Problem: Output all entries verbatim. Skip pictures.

Collected data:
####
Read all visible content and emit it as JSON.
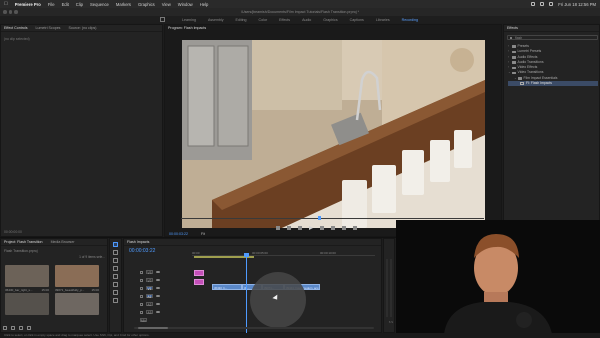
{
  "menubar": {
    "app_name": "Premiere Pro",
    "items": [
      "File",
      "Edit",
      "Clip",
      "Sequence",
      "Markers",
      "Graphics",
      "View",
      "Window",
      "Help"
    ],
    "clock": "Fri Jun 18  12:56 PM"
  },
  "window": {
    "title": "/Users/jbeamish/Documents/Film Impact Tutorials/Flash Transition.prproj *"
  },
  "workspaces": {
    "items": [
      "Learning",
      "Assembly",
      "Editing",
      "Color",
      "Effects",
      "Audio",
      "Graphics",
      "Captions",
      "Libraries",
      "Recording"
    ],
    "active": "Recording"
  },
  "effect_controls": {
    "tabs": [
      "Effect Controls",
      "Lumetri Scopes",
      "Source: (no clips)"
    ],
    "placeholder": "(no clip selected)",
    "timecode": "00:00:00:00"
  },
  "program_monitor": {
    "tab": "Program: Flash Impacts",
    "timecode": "00:00:03:22",
    "fit": "Fit",
    "quality": "Full",
    "duration": "00:00:09:04"
  },
  "effects_panel": {
    "tab": "Effects",
    "search_value": "flash",
    "tree": [
      {
        "label": "Presets",
        "level": 0
      },
      {
        "label": "Lumetri Presets",
        "level": 0
      },
      {
        "label": "Audio Effects",
        "level": 0
      },
      {
        "label": "Audio Transitions",
        "level": 0
      },
      {
        "label": "Video Effects",
        "level": 0
      },
      {
        "label": "Video Transitions",
        "level": 0
      },
      {
        "label": "Film Impact Essentials",
        "level": 1
      },
      {
        "label": "FI: Flash Impacts",
        "level": 2
      }
    ]
  },
  "project_panel": {
    "tabs": [
      "Project: Flash Transition",
      "Media Browser"
    ],
    "breadcrumb": "Flash Transition.prproj",
    "item_count": "1 of 9 items sele...",
    "thumbnails": [
      {
        "label": "36430_bar_right_s...",
        "duration": "15:00",
        "color": "#6c6258"
      },
      {
        "label": "39071_beautifully_p...",
        "duration": "15:00",
        "color": "#8a6d56"
      },
      {
        "label": "",
        "duration": "",
        "color": "#55514c"
      },
      {
        "label": "",
        "duration": "",
        "color": "#6e6761"
      }
    ]
  },
  "timeline": {
    "tab": "Flash Impacts",
    "timecode": "00:00:03:22",
    "ruler": [
      "00:00",
      "00:00:05:00",
      "00:00:10:00"
    ],
    "tracks": [
      "V3",
      "V2",
      "V1",
      "A1",
      "A2",
      "A3",
      "Mix"
    ],
    "clips": [
      {
        "label": "",
        "track": "V2",
        "kind": "pink"
      },
      {
        "label": "",
        "track": "V1",
        "kind": "pink"
      },
      {
        "label": "36430_b...",
        "track": "V1",
        "kind": "video"
      },
      {
        "label": "36...",
        "track": "V1",
        "kind": "video"
      },
      {
        "label": "39071...",
        "track": "V1",
        "kind": "video"
      },
      {
        "label": "39444_hotel_modern_acc...",
        "track": "V1",
        "kind": "video"
      }
    ]
  },
  "audio_meter": {
    "labels": [
      "S",
      "S"
    ]
  },
  "statusbar": {
    "text": "Click to select, or click in empty space and drag to marquee select. Use Shift, Opt, and Cmd for other options."
  }
}
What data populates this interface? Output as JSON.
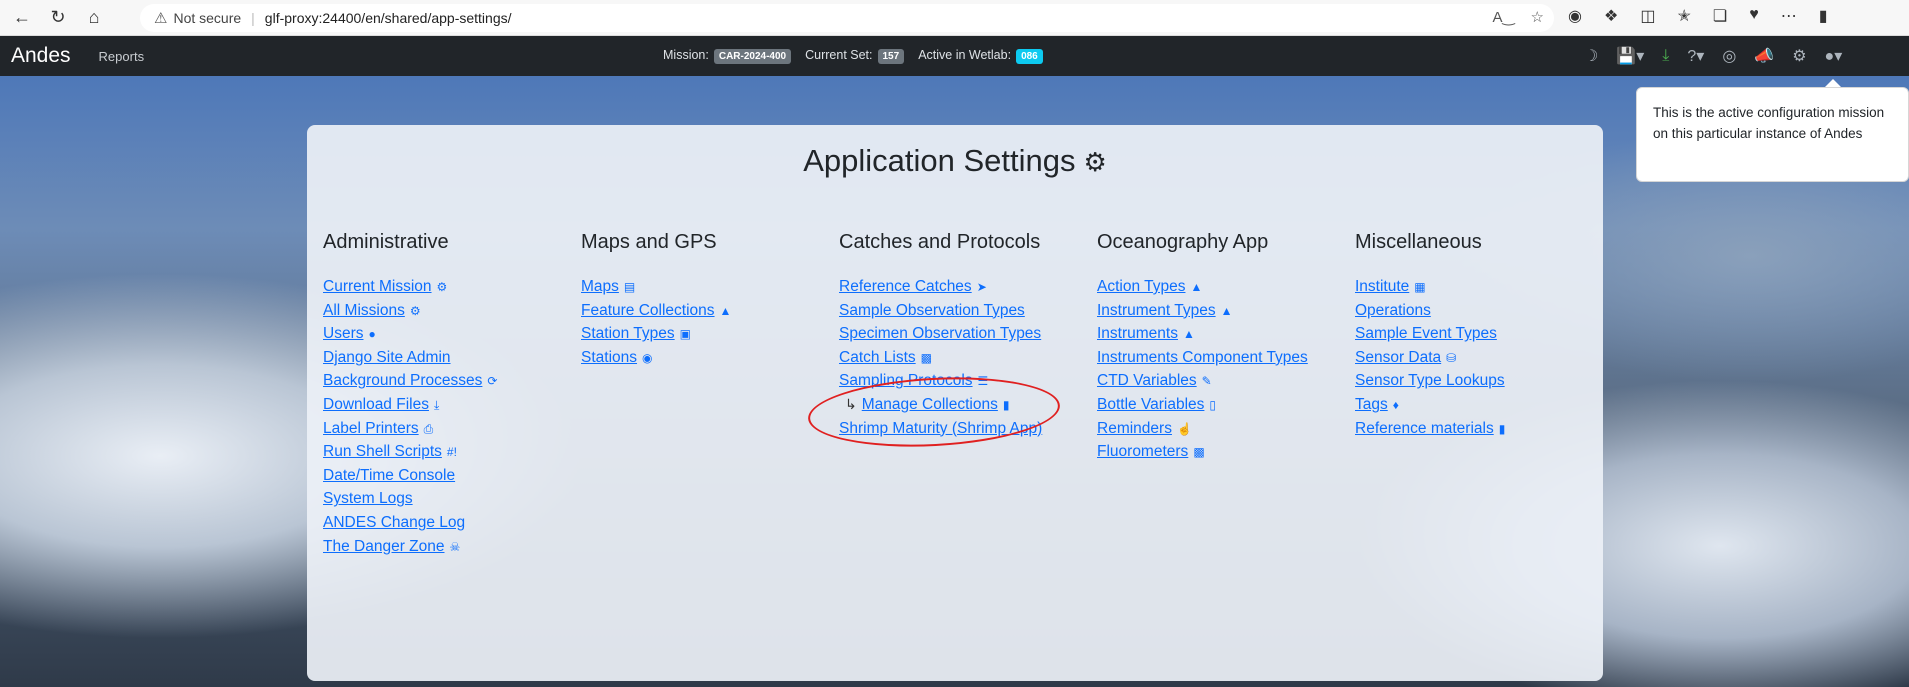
{
  "browser": {
    "not_secure": "Not secure",
    "url": "glf-proxy:24400/en/shared/app-settings/"
  },
  "navbar": {
    "brand": "Andes",
    "reports": "Reports",
    "mission_label": "Mission:",
    "mission_value": "CAR-2024-400",
    "current_set_label": "Current Set:",
    "current_set_value": "157",
    "wetlab_label": "Active in Wetlab:",
    "wetlab_value": "086"
  },
  "tooltip": {
    "text": "This is the active configuration mission on this particular instance of Andes"
  },
  "page": {
    "title": "Application Settings"
  },
  "columns": [
    {
      "heading": "Administrative",
      "links": [
        {
          "label": "Current Mission",
          "icon": "gear-icon"
        },
        {
          "label": "All Missions",
          "icon": "gears-icon"
        },
        {
          "label": "Users",
          "icon": "user-icon"
        },
        {
          "label": "Django Site Admin",
          "icon": ""
        },
        {
          "label": "Background Processes",
          "icon": "sync-icon"
        },
        {
          "label": "Download Files",
          "icon": "download-icon"
        },
        {
          "label": "Label Printers",
          "icon": "printer-icon"
        },
        {
          "label": "Run Shell Scripts",
          "icon": "terminal-icon"
        },
        {
          "label": "Date/Time Console",
          "icon": ""
        },
        {
          "label": "System Logs",
          "icon": ""
        },
        {
          "label": "ANDES Change Log",
          "icon": ""
        },
        {
          "label": "The Danger Zone",
          "icon": "skull-icon"
        }
      ]
    },
    {
      "heading": "Maps and GPS",
      "links": [
        {
          "label": "Maps",
          "icon": "map-icon"
        },
        {
          "label": "Feature Collections",
          "icon": "shapes-icon"
        },
        {
          "label": "Station Types",
          "icon": "vector-icon"
        },
        {
          "label": "Stations",
          "icon": "pin-icon"
        }
      ]
    },
    {
      "heading": "Catches and Protocols",
      "links": [
        {
          "label": "Reference Catches",
          "icon": "fish-icon"
        },
        {
          "label": "Sample Observation Types",
          "icon": ""
        },
        {
          "label": "Specimen Observation Types",
          "icon": ""
        },
        {
          "label": "Catch Lists",
          "icon": "clipboard-icon"
        },
        {
          "label": "Sampling Protocols",
          "icon": "list-check-icon"
        },
        {
          "label": "Manage Collections",
          "icon": "collection-icon"
        },
        {
          "label": "Shrimp Maturity (Shrimp App)",
          "icon": ""
        }
      ]
    },
    {
      "heading": "Oceanography App",
      "links": [
        {
          "label": "Action Types",
          "icon": "rocket-icon"
        },
        {
          "label": "Instrument Types",
          "icon": "rocket-icon"
        },
        {
          "label": "Instruments",
          "icon": "rocket-icon"
        },
        {
          "label": "Instruments Component Types",
          "icon": ""
        },
        {
          "label": "CTD Variables",
          "icon": "pencil-icon"
        },
        {
          "label": "Bottle Variables",
          "icon": "bottle-icon"
        },
        {
          "label": "Reminders",
          "icon": "hand-icon"
        },
        {
          "label": "Fluorometers",
          "icon": "device-icon"
        }
      ]
    },
    {
      "heading": "Miscellaneous",
      "links": [
        {
          "label": "Institute",
          "icon": "building-icon"
        },
        {
          "label": "Operations",
          "icon": ""
        },
        {
          "label": "Sample Event Types",
          "icon": ""
        },
        {
          "label": "Sensor Data",
          "icon": "database-icon"
        },
        {
          "label": "Sensor Type Lookups",
          "icon": ""
        },
        {
          "label": "Tags",
          "icon": "tag-icon"
        },
        {
          "label": "Reference materials",
          "icon": "book-icon"
        }
      ]
    }
  ]
}
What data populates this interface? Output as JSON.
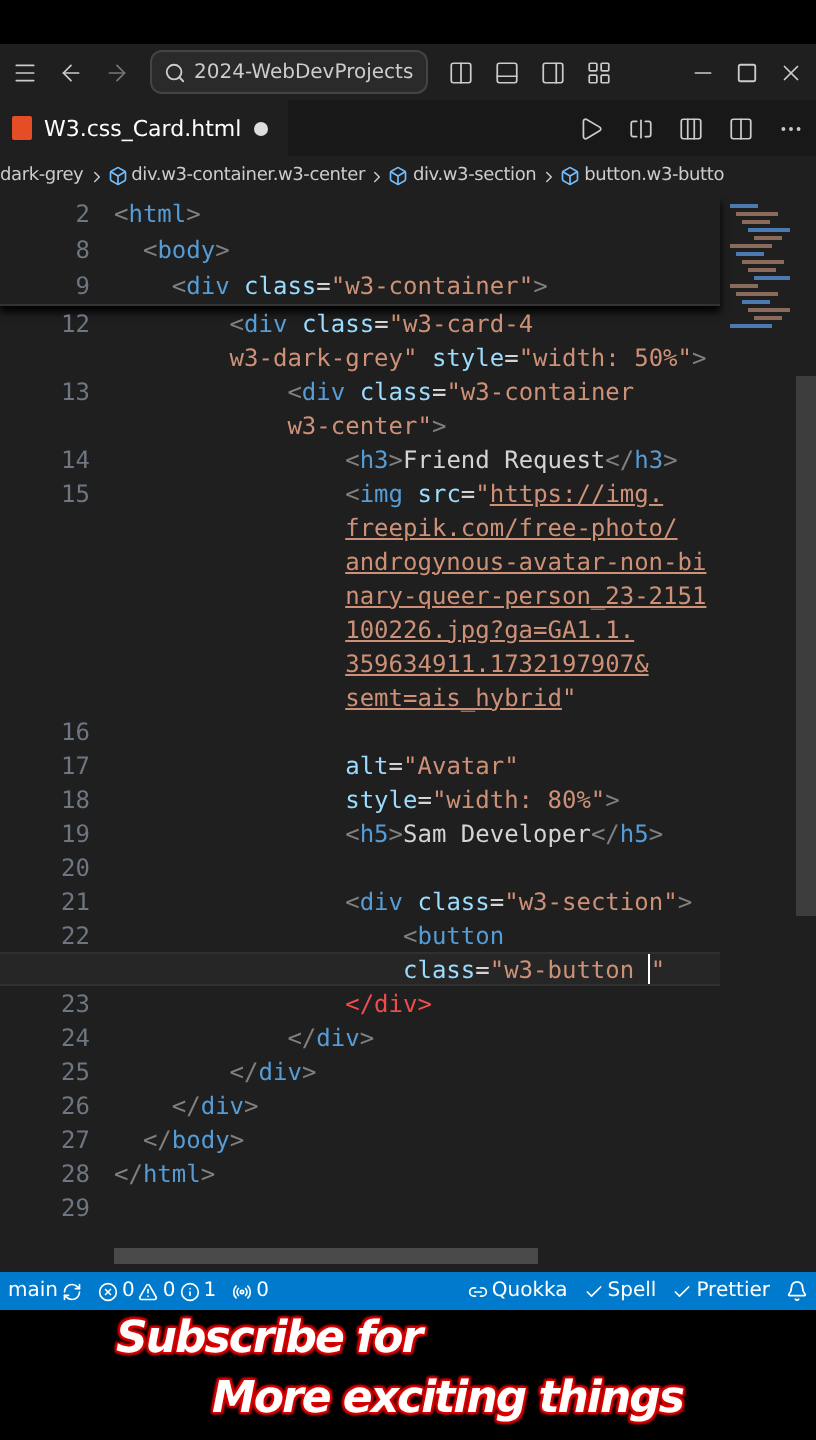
####
Solution:
Read all visible content and emit it as JSON.
{
  "menubar": {
    "app_name": "Premiere Pro",
    "items": [
      "File",
      "Edit",
      "Clip",
      "Sequence",
      "Markers",
      "Graphics",
      "View",
      "Window",
      "Help"
    ],
    "clock": "Fri Jun 18  12:56 PM"
  },
  "window": {
    "title": "/Users/jbeamish/Documents/Film Impact Tutorials/Flash Transition.prproj *"
  },
  "workspaces": {
    "items": [
      "Learning",
      "Assembly",
      "Editing",
      "Color",
      "Effects",
      "Audio",
      "Graphics",
      "Captions",
      "Libraries",
      "Recording"
    ],
    "active": "Recording"
  },
  "effect_controls": {
    "tabs": [
      "Effect Controls",
      "Lumetri Scopes",
      "Source: (no clips)"
    ],
    "placeholder": "(no clip selected)",
    "timecode": "00:00:00:00"
  },
  "program_monitor": {
    "tab": "Program: Flash Impacts",
    "timecode": "00:00:03:22",
    "fit": "Fit",
    "quality": "Full",
    "duration": "00:00:09:04"
  },
  "effects_panel": {
    "tab": "Effects",
    "search_value": "flash",
    "tree": [
      {
        "label": "Presets",
        "level": 0
      },
      {
        "label": "Lumetri Presets",
        "level": 0
      },
      {
        "label": "Audio Effects",
        "level": 0
      },
      {
        "label": "Audio Transitions",
        "level": 0
      },
      {
        "label": "Video Effects",
        "level": 0
      },
      {
        "label": "Video Transitions",
        "level": 0
      },
      {
        "label": "Film Impact Essentials",
        "level": 1
      },
      {
        "label": "FI: Flash Impacts",
        "level": 2
      }
    ]
  },
  "project_panel": {
    "tabs": [
      "Project: Flash Transition",
      "Media Browser"
    ],
    "breadcrumb": "Flash Transition.prproj",
    "item_count": "1 of 9 items sele...",
    "thumbnails": [
      {
        "label": "36430_bar_right_s...",
        "duration": "15:00",
        "color": "#6c6258"
      },
      {
        "label": "39071_beautifully_p...",
        "duration": "15:00",
        "color": "#8a6d56"
      },
      {
        "label": "",
        "duration": "",
        "color": "#55514c"
      },
      {
        "label": "",
        "duration": "",
        "color": "#6e6761"
      }
    ]
  },
  "timeline": {
    "tab": "Flash Impacts",
    "timecode": "00:00:03:22",
    "ruler": [
      "00:00",
      "00:00:05:00",
      "00:00:10:00"
    ],
    "tracks": [
      "V3",
      "V2",
      "V1",
      "A1",
      "A2",
      "A3",
      "Mix"
    ],
    "clips": [
      {
        "label": "",
        "track": "V2",
        "kind": "pink"
      },
      {
        "label": "",
        "track": "V1",
        "kind": "pink"
      },
      {
        "label": "36430_b...",
        "track": "V1",
        "kind": "video"
      },
      {
        "label": "36...",
        "track": "V1",
        "kind": "video"
      },
      {
        "label": "39071...",
        "track": "V1",
        "kind": "video"
      },
      {
        "label": "39444_hotel_modern_acc...",
        "track": "V1",
        "kind": "video"
      }
    ]
  },
  "audio_meter": {
    "labels": [
      "S",
      "S"
    ]
  },
  "statusbar": {
    "text": "Click to select, or click in empty space and drag to marquee select. Use Shift, Opt, and Cmd for other options."
  }
}
What data populates this interface? Output as JSON.
{
  "browser": {
    "not_secure": "Not secure",
    "url": "glf-proxy:24400/en/shared/app-settings/"
  },
  "navbar": {
    "brand": "Andes",
    "reports": "Reports",
    "mission_label": "Mission:",
    "mission_value": "CAR-2024-400",
    "current_set_label": "Current Set:",
    "current_set_value": "157",
    "wetlab_label": "Active in Wetlab:",
    "wetlab_value": "086"
  },
  "tooltip": {
    "text": "This is the active configuration mission on this particular instance of Andes"
  },
  "page": {
    "title": "Application Settings"
  },
  "columns": [
    {
      "heading": "Administrative",
      "links": [
        {
          "label": "Current Mission",
          "icon": "gear-icon"
        },
        {
          "label": "All Missions",
          "icon": "gears-icon"
        },
        {
          "label": "Users",
          "icon": "user-icon"
        },
        {
          "label": "Django Site Admin",
          "icon": ""
        },
        {
          "label": "Background Processes",
          "icon": "sync-icon"
        },
        {
          "label": "Download Files",
          "icon": "download-icon"
        },
        {
          "label": "Label Printers",
          "icon": "printer-icon"
        },
        {
          "label": "Run Shell Scripts",
          "icon": "terminal-icon"
        },
        {
          "label": "Date/Time Console",
          "icon": ""
        },
        {
          "label": "System Logs",
          "icon": ""
        },
        {
          "label": "ANDES Change Log",
          "icon": ""
        },
        {
          "label": "The Danger Zone",
          "icon": "skull-icon"
        }
      ]
    },
    {
      "heading": "Maps and GPS",
      "links": [
        {
          "label": "Maps",
          "icon": "map-icon"
        },
        {
          "label": "Feature Collections",
          "icon": "shapes-icon"
        },
        {
          "label": "Station Types",
          "icon": "vector-icon"
        },
        {
          "label": "Stations",
          "icon": "pin-icon"
        }
      ]
    },
    {
      "heading": "Catches and Protocols",
      "links": [
        {
          "label": "Reference Catches",
          "icon": "fish-icon"
        },
        {
          "label": "Sample Observation Types",
          "icon": ""
        },
        {
          "label": "Specimen Observation Types",
          "icon": ""
        },
        {
          "label": "Catch Lists",
          "icon": "clipboard-icon"
        },
        {
          "label": "Sampling Protocols",
          "icon": "list-check-icon"
        },
        {
          "label": "Manage Collections",
          "icon": "collection-icon"
        },
        {
          "label": "Shrimp Maturity (Shrimp App)",
          "icon": ""
        }
      ]
    },
    {
      "heading": "Oceanography App",
      "links": [
        {
          "label": "Action Types",
          "icon": "rocket-icon"
        },
        {
          "label": "Instrument Types",
          "icon": "rocket-icon"
        },
        {
          "label": "Instruments",
          "icon": "rocket-icon"
        },
        {
          "label": "Instruments Component Types",
          "icon": ""
        },
        {
          "label": "CTD Variables",
          "icon": "pencil-icon"
        },
        {
          "label": "Bottle Variables",
          "icon": "bottle-icon"
        },
        {
          "label": "Reminders",
          "icon": "hand-icon"
        },
        {
          "label": "Fluorometers",
          "icon": "device-icon"
        }
      ]
    },
    {
      "heading": "Miscellaneous",
      "links": [
        {
          "label": "Institute",
          "icon": "building-icon"
        },
        {
          "label": "Operations",
          "icon": ""
        },
        {
          "label": "Sample Event Types",
          "icon": ""
        },
        {
          "label": "Sensor Data",
          "icon": "database-icon"
        },
        {
          "label": "Sensor Type Lookups",
          "icon": ""
        },
        {
          "label": "Tags",
          "icon": "tag-icon"
        },
        {
          "label": "Reference materials",
          "icon": "book-icon"
        }
      ]
    }
  ]
}
What data populates this interface? Output as JSON.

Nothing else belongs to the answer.